• **Your instructions**:
Repeat every record below exactly, but leave out any pictures.

• **Dataset**:
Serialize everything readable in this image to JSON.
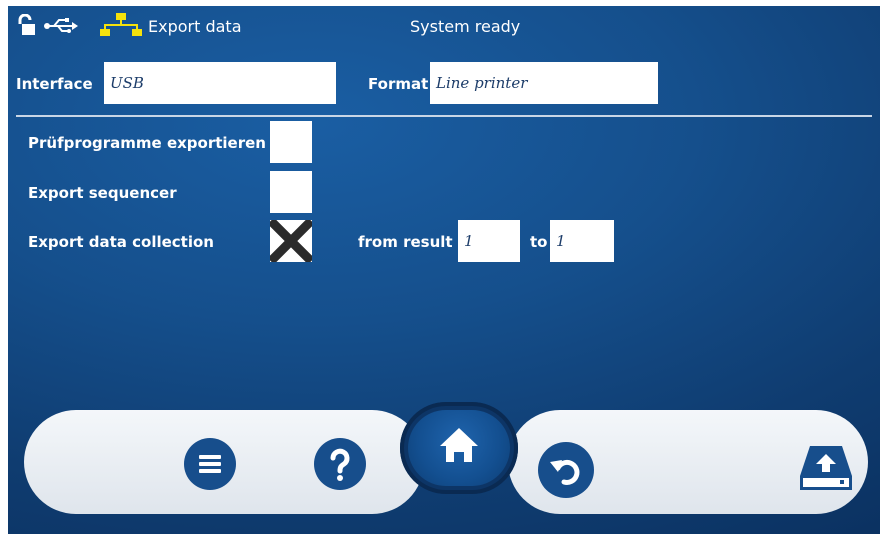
{
  "header": {
    "title": "Export data",
    "status": "System ready",
    "icons": [
      "lock-open-icon",
      "usb-icon",
      "network-icon"
    ]
  },
  "settings": {
    "interface_label": "Interface",
    "interface_value": "USB",
    "format_label": "Format",
    "format_value": "Line printer"
  },
  "options": [
    {
      "label": "Prüfprogramme exportieren",
      "checked": false
    },
    {
      "label": "Export sequencer",
      "checked": false
    },
    {
      "label": "Export data collection",
      "checked": true
    }
  ],
  "range": {
    "from_label": "from result",
    "from_value": "1",
    "to_label": "to",
    "to_value": "1"
  },
  "dock": {
    "buttons": [
      "menu-icon",
      "help-icon",
      "home-icon",
      "back-icon",
      "export-drive-icon"
    ],
    "colors": {
      "accent": "#174e8c",
      "header_icon": "#f5e20c"
    }
  }
}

• **Exercise response**:
Serialize everything readable in this image to JSON.
{
  "header": {
    "title": "Export data",
    "status": "System ready",
    "icons": [
      "lock-open-icon",
      "usb-icon",
      "network-icon"
    ]
  },
  "settings": {
    "interface_label": "Interface",
    "interface_value": "USB",
    "format_label": "Format",
    "format_value": "Line printer"
  },
  "options": [
    {
      "label": "Prüfprogramme exportieren",
      "checked": false
    },
    {
      "label": "Export sequencer",
      "checked": false
    },
    {
      "label": "Export data collection",
      "checked": true
    }
  ],
  "range": {
    "from_label": "from result",
    "from_value": "1",
    "to_label": "to",
    "to_value": "1"
  },
  "dock": {
    "buttons": [
      "menu-icon",
      "help-icon",
      "home-icon",
      "back-icon",
      "export-drive-icon"
    ],
    "colors": {
      "accent": "#174e8c",
      "header_icon": "#f5e20c"
    }
  }
}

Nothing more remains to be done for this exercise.